* _Work instructions_
Please return each of the records below line for line, exactly as it stands, and leave the pictures out of your answer.

* _Data listing_
#####

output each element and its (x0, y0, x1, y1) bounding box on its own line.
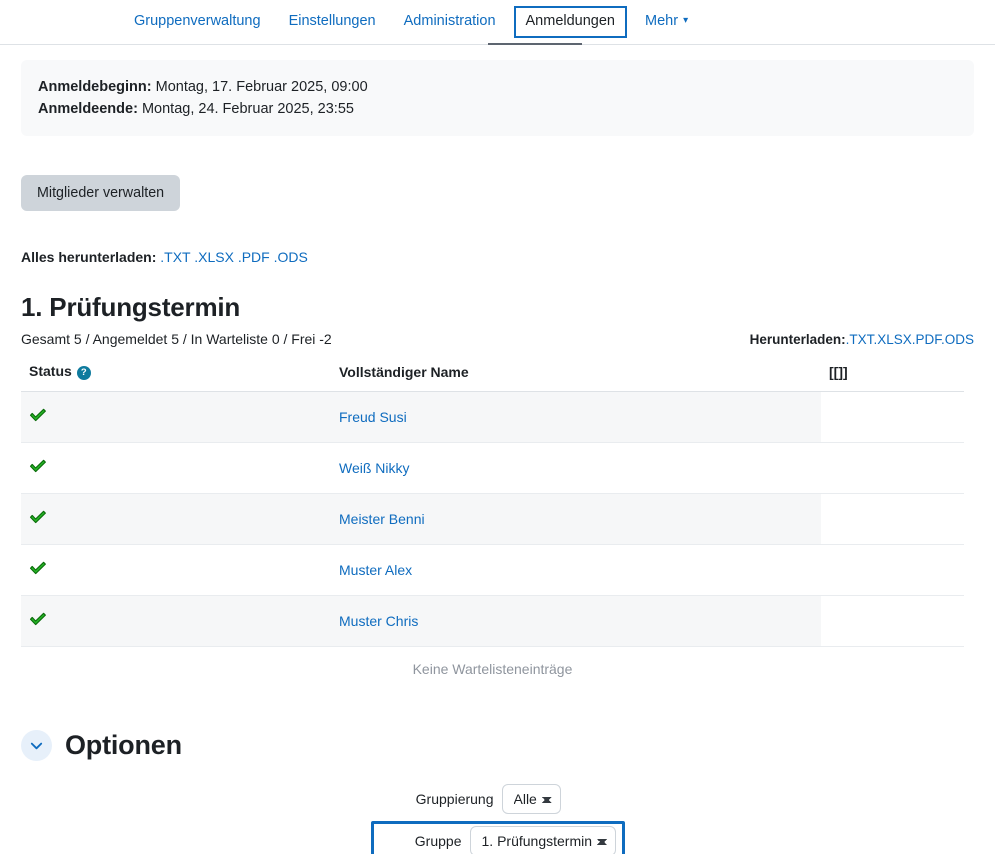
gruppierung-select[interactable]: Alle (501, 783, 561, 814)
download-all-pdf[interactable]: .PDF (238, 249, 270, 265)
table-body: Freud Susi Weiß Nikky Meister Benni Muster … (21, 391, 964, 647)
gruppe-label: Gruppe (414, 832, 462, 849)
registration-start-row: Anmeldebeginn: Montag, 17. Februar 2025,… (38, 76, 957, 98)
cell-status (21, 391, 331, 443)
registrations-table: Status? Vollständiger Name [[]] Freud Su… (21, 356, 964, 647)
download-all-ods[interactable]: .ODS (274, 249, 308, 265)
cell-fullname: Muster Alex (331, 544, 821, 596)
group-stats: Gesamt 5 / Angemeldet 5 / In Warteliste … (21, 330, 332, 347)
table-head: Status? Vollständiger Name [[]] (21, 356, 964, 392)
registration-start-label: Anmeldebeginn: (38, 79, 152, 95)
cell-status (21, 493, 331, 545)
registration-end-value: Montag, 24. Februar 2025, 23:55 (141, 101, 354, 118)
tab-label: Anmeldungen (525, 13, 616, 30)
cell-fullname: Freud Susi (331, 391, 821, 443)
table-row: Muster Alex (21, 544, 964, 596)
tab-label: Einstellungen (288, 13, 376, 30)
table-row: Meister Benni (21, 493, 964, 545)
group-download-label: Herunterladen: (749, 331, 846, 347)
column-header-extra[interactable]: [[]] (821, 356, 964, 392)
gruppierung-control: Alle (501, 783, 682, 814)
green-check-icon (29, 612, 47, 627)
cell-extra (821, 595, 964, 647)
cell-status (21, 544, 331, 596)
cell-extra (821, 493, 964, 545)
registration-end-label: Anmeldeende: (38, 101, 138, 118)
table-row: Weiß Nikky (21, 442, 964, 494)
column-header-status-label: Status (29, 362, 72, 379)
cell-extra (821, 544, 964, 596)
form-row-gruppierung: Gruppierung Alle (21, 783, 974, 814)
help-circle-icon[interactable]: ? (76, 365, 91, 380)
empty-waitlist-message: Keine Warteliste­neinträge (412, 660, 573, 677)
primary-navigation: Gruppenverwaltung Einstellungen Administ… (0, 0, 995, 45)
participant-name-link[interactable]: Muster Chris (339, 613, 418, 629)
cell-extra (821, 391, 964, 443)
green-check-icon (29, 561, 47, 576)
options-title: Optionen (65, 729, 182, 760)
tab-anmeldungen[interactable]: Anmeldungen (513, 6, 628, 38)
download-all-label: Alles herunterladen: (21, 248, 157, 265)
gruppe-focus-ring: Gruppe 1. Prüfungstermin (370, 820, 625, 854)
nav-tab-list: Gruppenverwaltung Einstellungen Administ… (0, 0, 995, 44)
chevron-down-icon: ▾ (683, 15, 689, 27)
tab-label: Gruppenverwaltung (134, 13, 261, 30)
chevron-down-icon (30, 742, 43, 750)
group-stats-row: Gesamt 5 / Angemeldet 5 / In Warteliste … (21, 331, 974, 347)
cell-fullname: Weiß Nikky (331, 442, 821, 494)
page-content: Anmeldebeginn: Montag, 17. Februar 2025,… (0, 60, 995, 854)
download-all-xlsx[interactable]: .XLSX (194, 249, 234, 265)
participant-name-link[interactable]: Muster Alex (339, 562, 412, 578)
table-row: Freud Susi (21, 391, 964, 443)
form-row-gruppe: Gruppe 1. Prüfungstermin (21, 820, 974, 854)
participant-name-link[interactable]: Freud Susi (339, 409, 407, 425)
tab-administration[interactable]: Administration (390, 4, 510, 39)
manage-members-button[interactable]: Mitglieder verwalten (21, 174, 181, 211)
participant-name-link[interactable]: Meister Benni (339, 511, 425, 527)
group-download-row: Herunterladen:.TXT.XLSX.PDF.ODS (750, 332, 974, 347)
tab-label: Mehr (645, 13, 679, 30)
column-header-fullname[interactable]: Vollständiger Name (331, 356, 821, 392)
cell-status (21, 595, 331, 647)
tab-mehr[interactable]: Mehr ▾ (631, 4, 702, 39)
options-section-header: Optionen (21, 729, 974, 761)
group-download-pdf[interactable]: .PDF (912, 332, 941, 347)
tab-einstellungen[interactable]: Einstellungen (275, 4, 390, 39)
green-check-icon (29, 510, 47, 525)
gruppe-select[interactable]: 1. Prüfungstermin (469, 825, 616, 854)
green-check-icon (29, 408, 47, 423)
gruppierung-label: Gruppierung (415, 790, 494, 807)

#####

* _Result for this exercise_
output each element and its (x0, y0, x1, y1) bounding box on its own line.
gruppierung-select[interactable]: Alle (501, 783, 561, 814)
download-all-pdf[interactable]: .PDF (238, 249, 270, 265)
table-body: Freud Susi Weiß Nikky Meister Benni Muster … (21, 391, 964, 647)
gruppe-label: Gruppe (414, 832, 462, 849)
registration-start-row: Anmeldebeginn: Montag, 17. Februar 2025,… (38, 76, 957, 98)
cell-status (21, 391, 331, 443)
registrations-table: Status? Vollständiger Name [[]] Freud Su… (21, 356, 964, 647)
download-all-ods[interactable]: .ODS (274, 249, 308, 265)
cell-fullname: Muster Alex (331, 544, 821, 596)
group-stats: Gesamt 5 / Angemeldet 5 / In Warteliste … (21, 330, 332, 347)
table-head: Status? Vollständiger Name [[]] (21, 356, 964, 392)
registration-start-label: Anmeldebeginn: (38, 79, 152, 95)
cell-status (21, 493, 331, 545)
registration-end-value: Montag, 24. Februar 2025, 23:55 (141, 101, 354, 118)
tab-label: Anmeldungen (525, 13, 616, 30)
cell-fullname: Freud Susi (331, 391, 821, 443)
table-row: Muster Alex (21, 544, 964, 596)
tab-label: Einstellungen (288, 13, 376, 30)
table-row: Meister Benni (21, 493, 964, 545)
group-download-label: Herunterladen: (749, 331, 846, 347)
column-header-extra[interactable]: [[]] (821, 356, 964, 392)
gruppierung-control: Alle (501, 783, 682, 814)
green-check-icon (29, 612, 47, 627)
cell-extra (821, 595, 964, 647)
cell-status (21, 544, 331, 596)
cell-extra (821, 493, 964, 545)
registration-end-label: Anmeldeende: (38, 101, 138, 118)
table-row: Weiß Nikky (21, 442, 964, 494)
column-header-status-label: Status (29, 362, 72, 379)
cell-extra (821, 544, 964, 596)
form-row-gruppierung: Gruppierung Alle (21, 783, 974, 814)
help-circle-icon[interactable]: ? (76, 365, 91, 380)
empty-waitlist-message: Keine Warteliste­neinträge (412, 660, 573, 677)
primary-navigation: Gruppenverwaltung Einstellungen Administ… (0, 0, 995, 45)
participant-name-link[interactable]: Muster Chris (339, 613, 418, 629)
cell-extra (821, 391, 964, 443)
green-check-icon (29, 561, 47, 576)
options-title: Optionen (65, 729, 182, 760)
tab-anmeldungen[interactable]: Anmeldungen (513, 6, 628, 38)
download-all-label: Alles herunterladen: (21, 248, 157, 265)
gruppe-focus-ring: Gruppe 1. Prüfungstermin (370, 820, 625, 854)
nav-tab-list: Gruppenverwaltung Einstellungen Administ… (0, 0, 995, 44)
chevron-down-icon: ▾ (683, 15, 689, 27)
tab-label: Gruppenverwaltung (134, 13, 261, 30)
chevron-down-icon (30, 742, 43, 750)
group-stats-row: Gesamt 5 / Angemeldet 5 / In Warteliste … (21, 331, 974, 347)
cell-fullname: Weiß Nikky (331, 442, 821, 494)
page-content: Anmeldebeginn: Montag, 17. Februar 2025,… (0, 60, 995, 854)
download-all-xlsx[interactable]: .XLSX (194, 249, 234, 265)
participant-name-link[interactable]: Muster Alex (339, 562, 412, 578)
table-row: Freud Susi (21, 391, 964, 443)
form-row-gruppe: Gruppe 1. Prüfungstermin (21, 820, 974, 854)
participant-name-link[interactable]: Freud Susi (339, 409, 407, 425)
tab-administration[interactable]: Administration (390, 4, 510, 39)
manage-members-button[interactable]: Mitglieder verwalten (21, 174, 181, 211)
participant-name-link[interactable]: Meister Benni (339, 511, 425, 527)
group-download-row: Herunterladen:.TXT.XLSX.PDF.ODS (750, 332, 974, 347)
tab-label: Mehr (645, 13, 679, 30)
column-header-fullname[interactable]: Vollständiger Name (331, 356, 821, 392)
cell-status (21, 595, 331, 647)
tab-mehr[interactable]: Mehr ▾ (631, 4, 702, 39)
options-section-header: Optionen (21, 729, 974, 761)
group-download-pdf[interactable]: .PDF (912, 332, 941, 347)
tab-einstellungen[interactable]: Einstellungen (275, 4, 390, 39)
green-check-icon (29, 510, 47, 525)
gruppe-select[interactable]: 1. Prüfungstermin (469, 825, 616, 854)
green-check-icon (29, 408, 47, 423)
gruppierung-label: Gruppierung (415, 790, 494, 807)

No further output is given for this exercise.